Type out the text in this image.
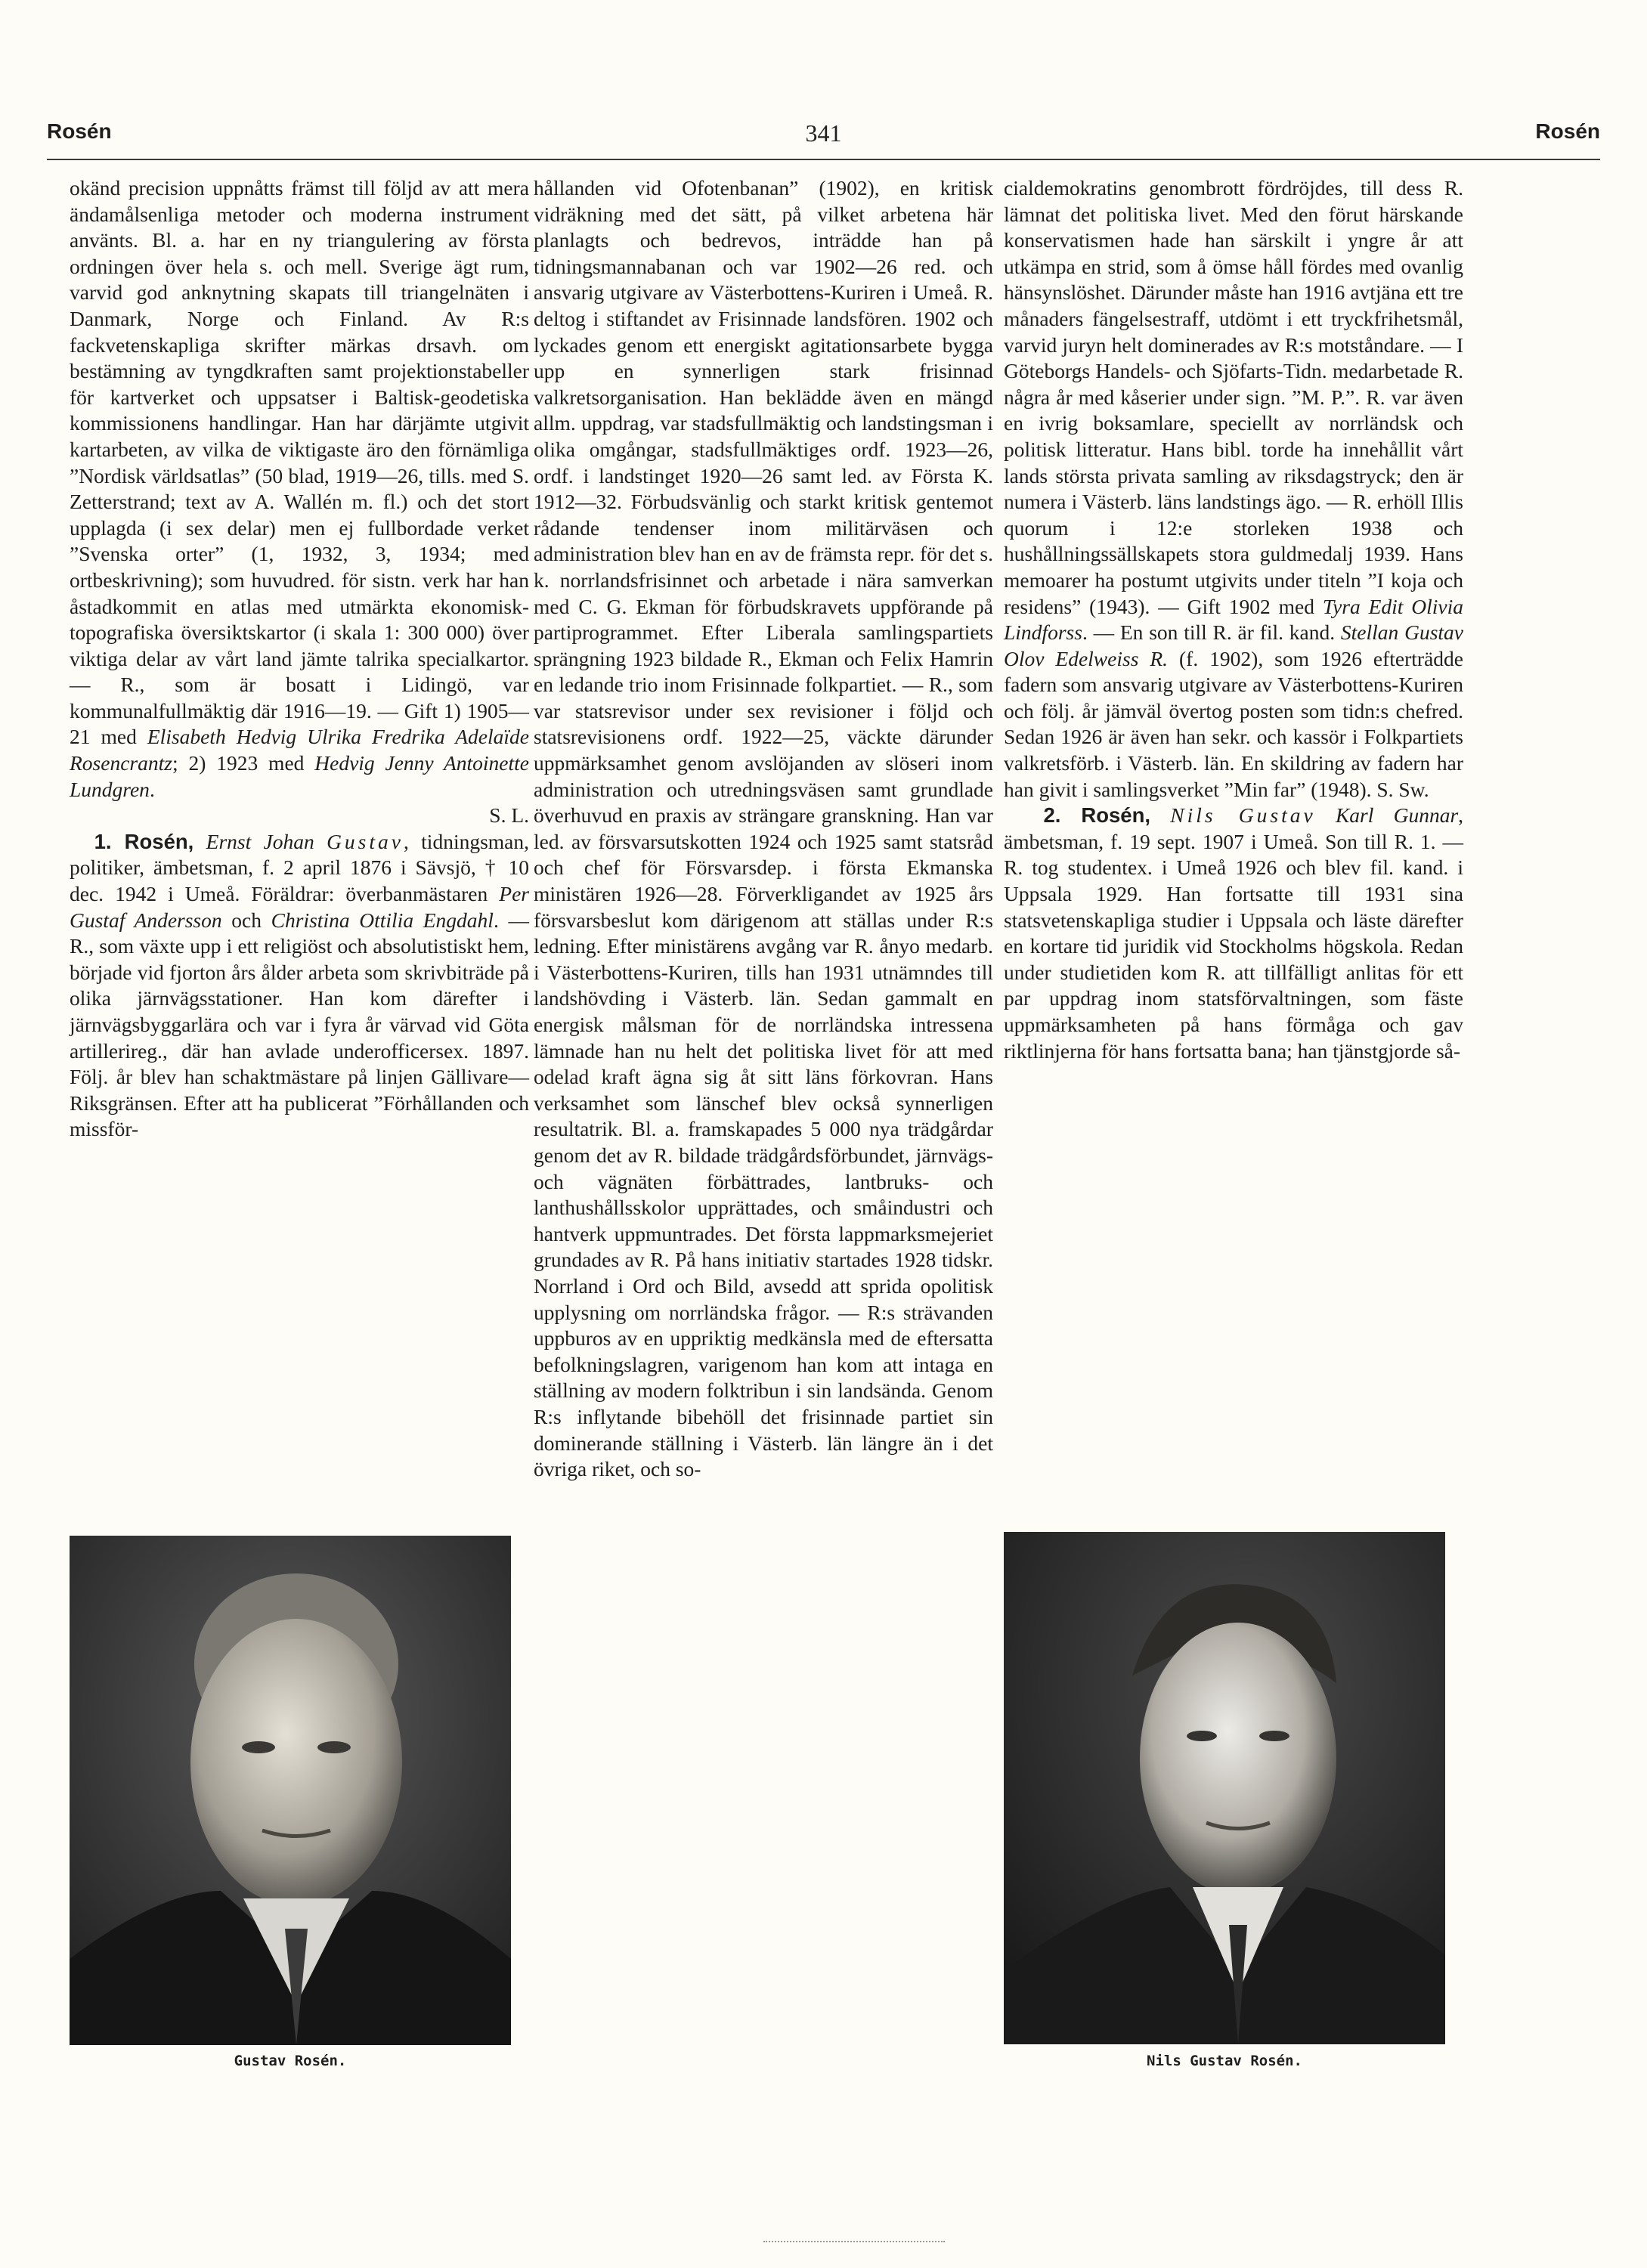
Rosén	341	Rosén

okänd precision uppnåtts främst till följd av att mera ändamålsenliga metoder och moderna instrument använts. Bl. a. har en ny triangulering av första ordningen över hela s. och mell. Sverige ägt rum, varvid god anknytning skapats till triangelnäten i Danmark, Norge och Finland. Av R:s fackvetenskapliga skrifter märkas drsavh. om bestämning av tyngdkraften samt projektionstabeller för kartverket och uppsatser i Baltisk-geodetiska kommissionens handlingar. Han har därjämte utgivit kartarbeten, av vilka de viktigaste äro den förnämliga ”Nordisk världsatlas” (50 blad, 1919—26, tills. med S. Zetterstrand; text av A. Wallén m. fl.) och det stort upplagda (i sex delar) men ej fullbordade verket ”Svenska orter” (1, 1932, 3, 1934; med ortbeskrivning); som huvudred. för sistn. verk har han åstadkommit en atlas med utmärkta ekonomisk-topografiska översiktskartor (i skala 1: 300 000) över viktiga delar av vårt land jämte talrika specialkartor. — R., som är bosatt i Lidingö, var kommunalfullmäktig där 1916—19. — Gift 1) 1905—21 med Elisabeth Hedvig Ulrika Fredrika Adelaïde Rosencrantz; 2) 1923 med Hedvig Jenny Antoinette Lundgren.

S. L.

1. Rosén, Ernst Johan Gustav, tidningsman, politiker, ämbetsman, f. 2 april 1876 i Sävsjö, † 10 dec. 1942 i Umeå. Föräldrar: överbanmästaren Per Gustaf Andersson och Christina Ottilia Engdahl. — R., som växte upp i ett religiöst och absolutistiskt hem, började vid fjorton års ålder arbeta som skrivbiträde på olika järnvägsstationer. Han kom därefter i järnvägsbyggarlära och var i fyra år värvad vid Göta artillerireg., där han avlade underofficersex. 1897. Följ. år blev han schaktmästare på linjen Gällivare—Riksgränsen. Efter att ha publicerat ”Förhållanden och missför-

hållanden vid Ofotenbanan” (1902), en kritisk vidräkning med det sätt, på vilket arbetena här planlagts och bedrevos, inträdde han på tidningsmannabanan och var 1902—26 red. och ansvarig utgivare av Västerbottens-Kuriren i Umeå. R. deltog i stiftandet av Frisinnade landsfören. 1902 och lyckades genom ett energiskt agitationsarbete bygga upp en synnerligen stark frisinnad valkretsorganisation. Han beklädde även en mängd allm. uppdrag, var stadsfullmäktig och landstingsman i olika omgångar, stadsfullmäktiges ordf. 1923—26, ordf. i landstinget 1920—26 samt led. av Första K. 1912—32. Förbudsvänlig och starkt kritisk gentemot rådande tendenser inom militärväsen och administration blev han en av de främsta repr. för det s. k. norrlandsfrisinnet och arbetade i nära samverkan med C. G. Ekman för förbudskravets uppförande på partiprogrammet. Efter Liberala samlingspartiets sprängning 1923 bildade R., Ekman och Felix Hamrin en ledande trio inom Frisinnade folkpartiet. — R., som var statsrevisor under sex revisioner i följd och statsrevisionens ordf. 1922—25, väckte därunder uppmärksamhet genom avslöjanden av slöseri inom administration och utredningsväsen samt grundlade överhuvud en praxis av strängare granskning. Han var led. av försvarsutskotten 1924 och 1925 samt statsråd och chef för Försvarsdep. i första Ekmanska ministären 1926—28. Förverkligandet av 1925 års försvarsbeslut kom därigenom att ställas under R:s ledning. Efter ministärens avgång var R. ånyo medarb. i Västerbottens-Kuriren, tills han 1931 utnämndes till landshövding i Västerb. län. Sedan gammalt en energisk målsman för de norrländska intressena lämnade han nu helt det politiska livet för att med odelad kraft ägna sig åt sitt läns förkovran. Hans verksamhet som länschef blev också synnerligen resultatrik. Bl. a. framskapades 5 000 nya trädgårdar genom det av R. bildade trädgårdsförbundet, järnvägs- och vägnäten förbättrades, lantbruks- och lanthushållsskolor upprättades, och småindustri och hantverk uppmuntrades. Det första lappmarksmejeriet grundades av R. På hans initiativ startades 1928 tidskr. Norrland i Ord och Bild, avsedd att sprida opolitisk upplysning om norrländska frågor. — R:s strävanden uppburos av en uppriktig medkänsla med de eftersatta befolkningslagren, varigenom han kom att intaga en ställning av modern folktribun i sin landsända. Genom R:s inflytande bibehöll det frisinnade partiet sin dominerande ställning i Västerb. län längre än i det övriga riket, och so-

cialdemokratins genombrott fördröjdes, till dess R. lämnat det politiska livet. Med den förut härskande konservatismen hade han särskilt i yngre år att utkämpa en strid, som å ömse håll fördes med ovanlig hänsynslöshet. Därunder måste han 1916 avtjäna ett tre månaders fängelsestraff, utdömt i ett tryckfrihetsmål, varvid juryn helt dominerades av R:s motståndare. — I Göteborgs Handels- och Sjöfarts-Tidn. medarbetade R. några år med kåserier under sign. ”M. P.”. R. var även en ivrig boksamlare, speciellt av norrländsk och politisk litteratur. Hans bibl. torde ha innehållit vårt lands största privata samling av riksdagstryck; den är numera i Västerb. läns landstings ägo. — R. erhöll Illis quorum i 12:e storleken 1938 och hushållningssällskapets stora guldmedalj 1939. Hans memoarer ha postumt utgivits under titeln ”I koja och residens” (1943). — Gift 1902 med Tyra Edit Olivia Lindforss. — En son till R. är fil. kand. Stellan Gustav Olov Edelweiss R. (f. 1902), som 1926 efterträdde fadern som ansvarig utgivare av Västerbottens-Kuriren och följ. år jämväl övertog posten som tidn:s chefred. Sedan 1926 är även han sekr. och kassör i Folkpartiets valkretsförb. i Västerb. län. En skildring av fadern har han givit i samlingsverket ”Min far” (1948). S. Sw.

2. Rosén, Nils Gustav Karl Gunnar, ämbetsman, f. 19 sept. 1907 i Umeå. Son till R. 1. — R. tog studentex. i Umeå 1926 och blev fil. kand. i Uppsala 1929. Han fortsatte till 1931 sina statsvetenskapliga studier i Uppsala och läste därefter en kortare tid juridik vid Stockholms högskola. Redan under studietiden kom R. att tillfälligt anlitas för ett par uppdrag inom statsförvaltningen, som fäste uppmärksamheten på hans förmåga och gav riktlinjerna för hans fortsatta bana; han tjänstgjorde så-

Gustav Rosén.	Nils Gustav Rosén.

------------------------------------

| Exercise goal |
Your answer should consist of the lines from the material that contain "ämbetsman".

| Result |
1. Rosén, Ernst Johan Gustav, tidningsman, politiker, ämbetsman, f. 2 april 1876 i Sävsjö, † 10 dec. 1942 i Umeå. Föräldrar: överbanmästaren Per Gustaf Andersson och Christina Ottilia Engdahl. — R., som växte upp i ett religiöst och absolutistiskt hem, började vid fjorton års ålder arbeta som skrivbiträde på olika järnvägsstationer. Han kom därefter i järnvägsbyggarlära och var i fyra år värvad vid Göta artillerireg., där han avlade underofficersex. 1897. Följ. år blev han schaktmästare på linjen Gällivare—Riksgränsen. Efter att ha publicerat ”Förhållanden och missför-
2. Rosén, Nils Gustav Karl Gunnar, ämbetsman, f. 19 sept. 1907 i Umeå. Son till R. 1. — R. tog studentex. i Umeå 1926 och blev fil. kand. i Uppsala 1929. Han fortsatte till 1931 sina statsvetenskapliga studier i Uppsala och läste därefter en kortare tid juridik vid Stockholms högskola. Redan under studietiden kom R. att tillfälligt anlitas för ett par uppdrag inom statsförvaltningen, som fäste uppmärksamheten på hans förmåga och gav riktlinjerna för hans fortsatta bana; han tjänstgjorde så-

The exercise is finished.